» **What you need to do**
Copy out all the records exactly.

————

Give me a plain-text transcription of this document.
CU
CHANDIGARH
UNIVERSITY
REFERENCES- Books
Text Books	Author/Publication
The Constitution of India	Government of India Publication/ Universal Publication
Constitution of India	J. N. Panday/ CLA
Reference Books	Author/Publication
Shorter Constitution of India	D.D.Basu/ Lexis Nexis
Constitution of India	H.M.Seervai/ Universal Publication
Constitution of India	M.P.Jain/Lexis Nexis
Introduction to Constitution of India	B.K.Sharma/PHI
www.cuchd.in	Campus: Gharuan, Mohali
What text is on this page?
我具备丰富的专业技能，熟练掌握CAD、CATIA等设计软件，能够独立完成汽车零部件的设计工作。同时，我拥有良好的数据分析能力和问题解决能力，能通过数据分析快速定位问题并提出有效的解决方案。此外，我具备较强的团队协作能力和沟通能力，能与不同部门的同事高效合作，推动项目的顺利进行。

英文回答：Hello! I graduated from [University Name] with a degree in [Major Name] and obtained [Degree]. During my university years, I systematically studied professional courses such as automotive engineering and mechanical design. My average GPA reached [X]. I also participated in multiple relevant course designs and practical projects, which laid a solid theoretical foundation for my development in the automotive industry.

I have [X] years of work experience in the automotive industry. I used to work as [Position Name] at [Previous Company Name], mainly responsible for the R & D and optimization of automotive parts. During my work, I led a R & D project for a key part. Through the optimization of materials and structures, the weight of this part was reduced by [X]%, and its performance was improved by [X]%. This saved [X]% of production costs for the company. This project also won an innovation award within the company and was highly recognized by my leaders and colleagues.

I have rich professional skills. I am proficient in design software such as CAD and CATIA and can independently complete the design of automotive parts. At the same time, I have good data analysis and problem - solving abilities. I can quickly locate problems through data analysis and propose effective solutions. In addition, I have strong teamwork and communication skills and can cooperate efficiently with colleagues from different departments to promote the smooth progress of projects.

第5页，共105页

————

» **Answer to this task**
Give me a plain-text transcription of this document.
CU
CHANDIGARH
UNIVERSITY
REFERENCES- Books
Text Books	Author/Publication
The Constitution of India	Government of India Publication/ Universal Publication
Constitution of India	J. N. Panday/ CLA
Reference Books	Author/Publication
Shorter Constitution of India	D.D.Basu/ Lexis Nexis
Constitution of India	H.M.Seervai/ Universal Publication
Constitution of India	M.P.Jain/Lexis Nexis
Introduction to Constitution of India	B.K.Sharma/PHI
www.cuchd.in	Campus: Gharuan, Mohali
What text is on this page?
我具备丰富的专业技能，熟练掌握CAD、CATIA等设计软件，能够独立完成汽车零部件的设计工作。同时，我拥有良好的数据分析能力和问题解决能力，能通过数据分析快速定位问题并提出有效的解决方案。此外，我具备较强的团队协作能力和沟通能力，能与不同部门的同事高效合作，推动项目的顺利进行。

英文回答：Hello! I graduated from [University Name] with a degree in [Major Name] and obtained [Degree]. During my university years, I systematically studied professional courses such as automotive engineering and mechanical design. My average GPA reached [X]. I also participated in multiple relevant course designs and practical projects, which laid a solid theoretical foundation for my development in the automotive industry.

I have [X] years of work experience in the automotive industry. I used to work as [Position Name] at [Previous Company Name], mainly responsible for the R & D and optimization of automotive parts. During my work, I led a R & D project for a key part. Through the optimization of materials and structures, the weight of this part was reduced by [X]%, and its performance was improved by [X]%. This saved [X]% of production costs for the company. This project also won an innovation award within the company and was highly recognized by my leaders and colleagues.

I have rich professional skills. I am proficient in design software such as CAD and CATIA and can independently complete the design of automotive parts. At the same time, I have good data analysis and problem - solving abilities. I can quickly locate problems through data analysis and propose effective solutions. In addition, I have strong teamwork and communication skills and can cooperate efficiently with colleagues from different departments to promote the smooth progress of projects.

第5页，共105页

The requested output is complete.